» TASK BRIEF: Pull out every line below and reproduce each one word for word, changing nothing.

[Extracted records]
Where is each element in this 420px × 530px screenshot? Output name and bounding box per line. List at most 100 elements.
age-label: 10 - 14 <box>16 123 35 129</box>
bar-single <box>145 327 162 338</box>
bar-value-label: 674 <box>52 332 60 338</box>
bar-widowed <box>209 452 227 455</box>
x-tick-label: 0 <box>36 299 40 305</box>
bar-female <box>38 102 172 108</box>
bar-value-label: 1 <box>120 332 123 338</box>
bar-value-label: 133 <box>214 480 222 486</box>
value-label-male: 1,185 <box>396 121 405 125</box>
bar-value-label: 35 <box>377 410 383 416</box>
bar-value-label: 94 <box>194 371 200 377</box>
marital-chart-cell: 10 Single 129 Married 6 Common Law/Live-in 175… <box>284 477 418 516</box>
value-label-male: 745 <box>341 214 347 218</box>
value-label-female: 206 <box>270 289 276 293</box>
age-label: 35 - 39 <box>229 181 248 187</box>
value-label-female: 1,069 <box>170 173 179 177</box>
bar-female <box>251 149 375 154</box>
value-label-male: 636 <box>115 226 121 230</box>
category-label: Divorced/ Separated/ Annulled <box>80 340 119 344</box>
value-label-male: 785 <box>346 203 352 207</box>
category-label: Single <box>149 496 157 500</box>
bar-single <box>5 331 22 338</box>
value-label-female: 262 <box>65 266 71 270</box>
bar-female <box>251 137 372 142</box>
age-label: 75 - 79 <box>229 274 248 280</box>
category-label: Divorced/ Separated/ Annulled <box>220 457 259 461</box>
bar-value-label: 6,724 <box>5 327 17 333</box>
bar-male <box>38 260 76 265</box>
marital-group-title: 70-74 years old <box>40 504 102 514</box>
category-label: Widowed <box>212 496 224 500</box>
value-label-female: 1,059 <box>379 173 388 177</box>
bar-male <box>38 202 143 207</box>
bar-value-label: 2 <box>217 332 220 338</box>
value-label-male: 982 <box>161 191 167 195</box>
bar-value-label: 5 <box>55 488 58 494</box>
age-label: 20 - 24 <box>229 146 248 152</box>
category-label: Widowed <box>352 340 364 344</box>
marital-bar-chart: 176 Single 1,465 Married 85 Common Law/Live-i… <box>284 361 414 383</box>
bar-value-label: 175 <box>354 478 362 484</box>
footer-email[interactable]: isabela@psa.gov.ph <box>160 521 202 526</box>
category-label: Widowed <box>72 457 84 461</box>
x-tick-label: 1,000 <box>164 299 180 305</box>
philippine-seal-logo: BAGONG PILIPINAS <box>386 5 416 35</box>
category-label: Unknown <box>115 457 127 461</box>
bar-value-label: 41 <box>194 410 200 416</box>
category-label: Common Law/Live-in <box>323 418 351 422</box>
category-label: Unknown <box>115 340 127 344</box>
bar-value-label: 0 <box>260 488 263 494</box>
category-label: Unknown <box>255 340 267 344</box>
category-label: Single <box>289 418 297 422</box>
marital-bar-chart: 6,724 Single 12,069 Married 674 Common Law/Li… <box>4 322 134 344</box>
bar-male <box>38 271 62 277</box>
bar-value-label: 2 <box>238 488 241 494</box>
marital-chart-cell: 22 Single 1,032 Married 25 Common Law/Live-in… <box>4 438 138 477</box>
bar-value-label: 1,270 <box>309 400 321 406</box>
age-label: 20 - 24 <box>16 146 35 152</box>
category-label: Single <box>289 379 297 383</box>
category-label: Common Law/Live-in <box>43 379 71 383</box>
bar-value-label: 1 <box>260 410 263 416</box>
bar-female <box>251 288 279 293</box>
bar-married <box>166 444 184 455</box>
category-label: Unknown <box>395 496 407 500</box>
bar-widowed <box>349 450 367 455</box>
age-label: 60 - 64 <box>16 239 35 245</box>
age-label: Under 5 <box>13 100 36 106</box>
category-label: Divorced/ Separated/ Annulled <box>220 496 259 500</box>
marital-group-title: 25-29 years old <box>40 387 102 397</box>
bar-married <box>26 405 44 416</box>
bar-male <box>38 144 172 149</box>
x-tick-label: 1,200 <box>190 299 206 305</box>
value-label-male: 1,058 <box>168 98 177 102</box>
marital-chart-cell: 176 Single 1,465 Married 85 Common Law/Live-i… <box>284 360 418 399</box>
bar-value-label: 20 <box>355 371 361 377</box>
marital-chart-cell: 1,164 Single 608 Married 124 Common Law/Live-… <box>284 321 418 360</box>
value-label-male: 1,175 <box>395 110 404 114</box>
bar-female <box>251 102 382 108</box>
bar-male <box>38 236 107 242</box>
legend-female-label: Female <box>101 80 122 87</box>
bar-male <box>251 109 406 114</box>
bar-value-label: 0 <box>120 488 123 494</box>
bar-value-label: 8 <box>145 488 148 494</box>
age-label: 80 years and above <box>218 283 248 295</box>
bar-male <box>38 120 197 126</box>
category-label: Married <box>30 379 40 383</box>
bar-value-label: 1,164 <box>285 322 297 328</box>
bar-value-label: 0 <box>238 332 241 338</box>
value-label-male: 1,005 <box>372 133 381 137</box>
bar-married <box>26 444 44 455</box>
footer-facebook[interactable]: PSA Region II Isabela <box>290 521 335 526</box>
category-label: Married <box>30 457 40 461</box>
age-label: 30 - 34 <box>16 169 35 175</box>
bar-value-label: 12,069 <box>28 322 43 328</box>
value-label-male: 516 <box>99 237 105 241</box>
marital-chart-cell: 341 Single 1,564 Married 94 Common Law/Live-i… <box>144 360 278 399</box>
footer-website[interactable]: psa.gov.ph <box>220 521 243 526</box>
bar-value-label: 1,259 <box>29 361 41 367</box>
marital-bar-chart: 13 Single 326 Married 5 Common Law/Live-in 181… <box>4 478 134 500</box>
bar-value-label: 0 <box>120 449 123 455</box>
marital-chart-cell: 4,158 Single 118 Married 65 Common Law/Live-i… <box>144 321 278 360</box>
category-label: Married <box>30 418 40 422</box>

» FULL SOLUTION:
Where is each element in this 420px × 530px screenshot? Output name and bounding box per line. List at most 100 elements.
age-label: 10 - 14 <box>16 123 35 129</box>
bar-single <box>145 327 162 338</box>
bar-value-label: 674 <box>52 332 60 338</box>
bar-widowed <box>209 452 227 455</box>
x-tick-label: 0 <box>36 299 40 305</box>
bar-female <box>38 102 172 108</box>
bar-value-label: 1 <box>120 332 123 338</box>
bar-value-label: 133 <box>214 480 222 486</box>
value-label-male: 1,185 <box>396 121 405 125</box>
bar-value-label: 35 <box>377 410 383 416</box>
bar-value-label: 94 <box>194 371 200 377</box>
marital-chart-cell: 10 Single 129 Married 6 Common Law/Live-in 175… <box>284 477 418 516</box>
value-label-male: 745 <box>341 214 347 218</box>
value-label-female: 206 <box>270 289 276 293</box>
age-label: 35 - 39 <box>229 181 248 187</box>
value-label-female: 1,069 <box>170 173 179 177</box>
bar-female <box>251 149 375 154</box>
value-label-male: 636 <box>115 226 121 230</box>
category-label: Divorced/ Separated/ Annulled <box>80 340 119 344</box>
value-label-male: 785 <box>346 203 352 207</box>
category-label: Single <box>149 496 157 500</box>
bar-single <box>5 331 22 338</box>
value-label-female: 262 <box>65 266 71 270</box>
bar-female <box>251 137 372 142</box>
age-label: 75 - 79 <box>229 274 248 280</box>
category-label: Divorced/ Separated/ Annulled <box>220 457 259 461</box>
bar-value-label: 6,724 <box>5 327 17 333</box>
bar-male <box>38 260 76 265</box>
marital-group-title: 70-74 years old <box>40 504 102 514</box>
category-label: Widowed <box>212 496 224 500</box>
value-label-female: 1,059 <box>379 173 388 177</box>
bar-male <box>38 202 143 207</box>
bar-value-label: 2 <box>217 332 220 338</box>
value-label-male: 982 <box>161 191 167 195</box>
bar-value-label: 5 <box>55 488 58 494</box>
age-label: 20 - 24 <box>229 146 248 152</box>
category-label: Widowed <box>352 340 364 344</box>
marital-bar-chart: 176 Single 1,465 Married 85 Common Law/Live-i… <box>284 361 414 383</box>
bar-value-label: 175 <box>354 478 362 484</box>
footer-email[interactable]: isabela@psa.gov.ph <box>160 521 202 526</box>
category-label: Widowed <box>72 457 84 461</box>
x-tick-label: 1,000 <box>164 299 180 305</box>
philippine-seal-logo: BAGONG PILIPINAS <box>386 5 416 35</box>
category-label: Unknown <box>115 457 127 461</box>
bar-value-label: 41 <box>194 410 200 416</box>
category-label: Common Law/Live-in <box>323 418 351 422</box>
category-label: Unknown <box>115 340 127 344</box>
bar-value-label: 0 <box>260 488 263 494</box>
category-label: Unknown <box>255 340 267 344</box>
category-label: Single <box>289 418 297 422</box>
marital-bar-chart: 6,724 Single 12,069 Married 674 Common Law/Li… <box>4 322 134 344</box>
bar-male <box>38 271 62 277</box>
bar-value-label: 2 <box>238 488 241 494</box>
marital-chart-cell: 22 Single 1,032 Married 25 Common Law/Live-in… <box>4 438 138 477</box>
bar-value-label: 1,270 <box>309 400 321 406</box>
age-label: 20 - 24 <box>16 146 35 152</box>
category-label: Single <box>289 379 297 383</box>
category-label: Common Law/Live-in <box>43 379 71 383</box>
bar-value-label: 1 <box>260 410 263 416</box>
bar-female <box>251 288 279 293</box>
bar-married <box>166 444 184 455</box>
category-label: Unknown <box>395 496 407 500</box>
bar-widowed <box>349 450 367 455</box>
age-label: 60 - 64 <box>16 239 35 245</box>
age-label: Under 5 <box>13 100 36 106</box>
category-label: Divorced/ Separated/ Annulled <box>220 496 259 500</box>
marital-group-title: 25-29 years old <box>40 387 102 397</box>
bar-married <box>26 405 44 416</box>
bar-male <box>38 144 172 149</box>
x-tick-label: 1,200 <box>190 299 206 305</box>
value-label-male: 1,058 <box>168 98 177 102</box>
marital-chart-cell: 176 Single 1,465 Married 85 Common Law/Live-i… <box>284 360 418 399</box>
bar-value-label: 20 <box>355 371 361 377</box>
marital-chart-cell: 1,164 Single 608 Married 124 Common Law/Live-… <box>284 321 418 360</box>
value-label-male: 1,175 <box>395 110 404 114</box>
bar-female <box>251 102 382 108</box>
bar-male <box>38 236 107 242</box>
legend-female-label: Female <box>101 80 122 87</box>
bar-male <box>251 109 406 114</box>
bar-value-label: 0 <box>120 488 123 494</box>
bar-value-label: 8 <box>145 488 148 494</box>
age-label: 80 years and above <box>218 283 248 295</box>
bar-male <box>38 120 197 126</box>
category-label: Married <box>30 379 40 383</box>
bar-value-label: 1,164 <box>285 322 297 328</box>
bar-value-label: 0 <box>238 332 241 338</box>
value-label-male: 1,005 <box>372 133 381 137</box>
bar-married <box>26 444 44 455</box>
footer-facebook[interactable]: PSA Region II Isabela <box>290 521 335 526</box>
category-label: Married <box>30 457 40 461</box>
age-label: 30 - 34 <box>16 169 35 175</box>
bar-value-label: 12,069 <box>28 322 43 328</box>
value-label-male: 516 <box>99 237 105 241</box>
marital-chart-cell: 341 Single 1,564 Married 94 Common Law/Live-i… <box>144 360 278 399</box>
footer-website[interactable]: psa.gov.ph <box>220 521 243 526</box>
bar-value-label: 1,259 <box>29 361 41 367</box>
marital-bar-chart: 13 Single 326 Married 5 Common Law/Live-in 181… <box>4 478 134 500</box>
bar-value-label: 0 <box>120 449 123 455</box>
marital-chart-cell: 4,158 Single 118 Married 65 Common Law/Live-i… <box>144 321 278 360</box>
category-label: Married <box>30 418 40 422</box>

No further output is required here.